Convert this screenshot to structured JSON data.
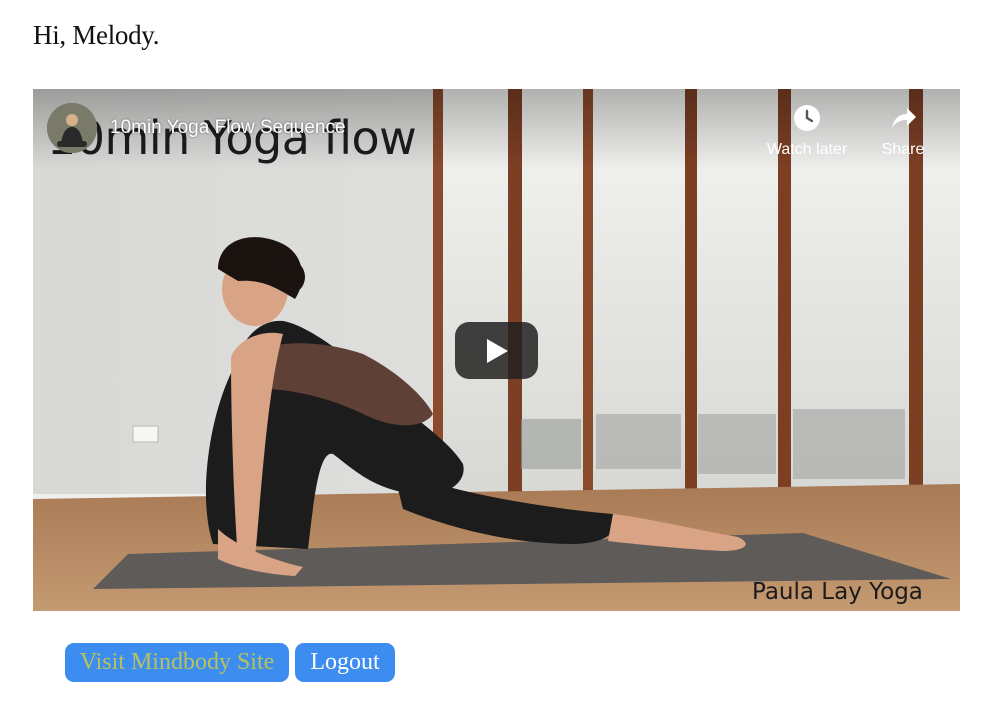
{
  "greeting": "Hi, Melody.",
  "video": {
    "title": "10min Yoga Flow Sequence",
    "overlay_title": "10min Yoga flow",
    "watch_later_label": "Watch later",
    "share_label": "Share",
    "watermark": "Paula Lay Yoga",
    "icons": {
      "play": "play-icon",
      "watch_later": "clock-icon",
      "share": "share-arrow-icon",
      "channel": "channel-avatar"
    }
  },
  "buttons": {
    "visit_label": "Visit Mindbody Site",
    "logout_label": "Logout"
  },
  "colors": {
    "button_bg": "#3d8df0",
    "visit_text": "#b7c35a",
    "logout_text": "#ffffff",
    "play_button_bg": "#212121"
  }
}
━━━━━━━━━━
#### What the task asks:
Quote the material word for word, dropping any images it holds.

#### Solution to this problem:
Convert this screenshot to structured JSON data.
{
  "greeting": "Hi, Melody.",
  "video": {
    "title": "10min Yoga Flow Sequence",
    "overlay_title": "10min Yoga flow",
    "watch_later_label": "Watch later",
    "share_label": "Share",
    "watermark": "Paula Lay Yoga",
    "icons": {
      "play": "play-icon",
      "watch_later": "clock-icon",
      "share": "share-arrow-icon",
      "channel": "channel-avatar"
    }
  },
  "buttons": {
    "visit_label": "Visit Mindbody Site",
    "logout_label": "Logout"
  },
  "colors": {
    "button_bg": "#3d8df0",
    "visit_text": "#b7c35a",
    "logout_text": "#ffffff",
    "play_button_bg": "#212121"
  }
}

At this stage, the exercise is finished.